| WHAT YOU NEED TO DO |
In your copy, reproduce the entries exactly as they are, minus the images.

| MATERIAL |
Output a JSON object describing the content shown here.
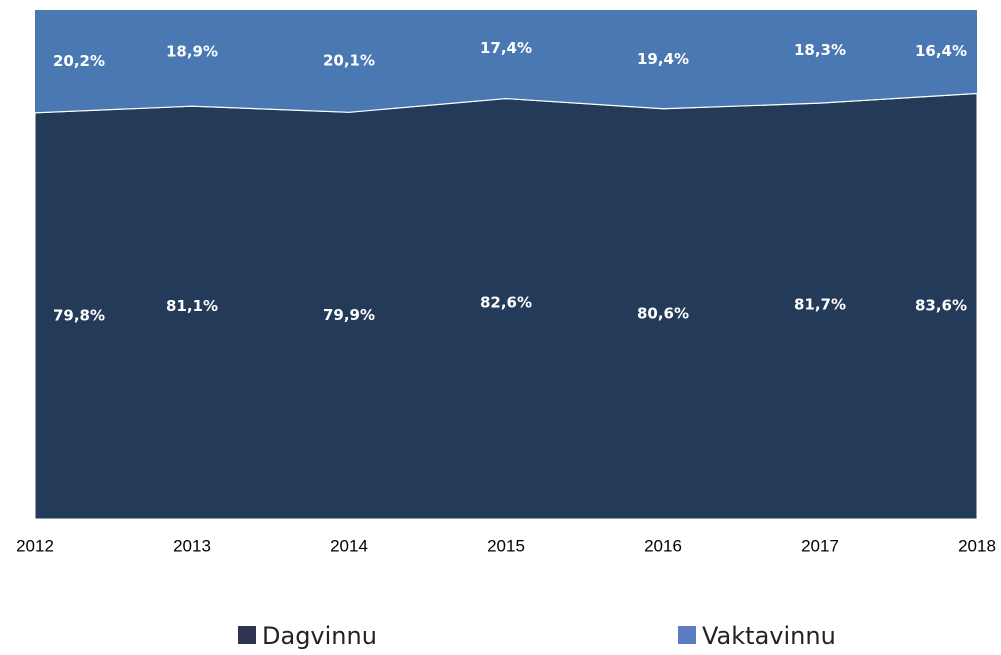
{
  "chart_data": {
    "type": "stacked-area",
    "categories": [
      "2012",
      "2013",
      "2014",
      "2015",
      "2016",
      "2017",
      "2018"
    ],
    "ylim": [
      0,
      100
    ],
    "series": [
      {
        "name": "Dagvinnu",
        "color": "#233a58",
        "values": [
          79.8,
          81.1,
          79.9,
          82.6,
          80.6,
          81.7,
          83.6
        ],
        "value_labels": [
          "79,8%",
          "81,1%",
          "79,9%",
          "82,6%",
          "80,6%",
          "81,7%",
          "83,6%"
        ]
      },
      {
        "name": "Vaktavinnu",
        "color": "#4a78b2",
        "values": [
          20.2,
          18.9,
          20.1,
          17.4,
          19.4,
          18.3,
          16.4
        ],
        "value_labels": [
          "20,2%",
          "18,9%",
          "20,1%",
          "17,4%",
          "19,4%",
          "18,3%",
          "16,4%"
        ]
      }
    ]
  }
}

| PROBLEM SOLUTION |
Output a JSON object describing the content shown here.
{
  "chart_data": {
    "type": "stacked-area",
    "categories": [
      "2012",
      "2013",
      "2014",
      "2015",
      "2016",
      "2017",
      "2018"
    ],
    "ylim": [
      0,
      100
    ],
    "series": [
      {
        "name": "Dagvinnu",
        "color": "#233a58",
        "values": [
          79.8,
          81.1,
          79.9,
          82.6,
          80.6,
          81.7,
          83.6
        ],
        "value_labels": [
          "79,8%",
          "81,1%",
          "79,9%",
          "82,6%",
          "80,6%",
          "81,7%",
          "83,6%"
        ]
      },
      {
        "name": "Vaktavinnu",
        "color": "#4a78b2",
        "values": [
          20.2,
          18.9,
          20.1,
          17.4,
          19.4,
          18.3,
          16.4
        ],
        "value_labels": [
          "20,2%",
          "18,9%",
          "20,1%",
          "17,4%",
          "19,4%",
          "18,3%",
          "16,4%"
        ]
      }
    ]
  }
}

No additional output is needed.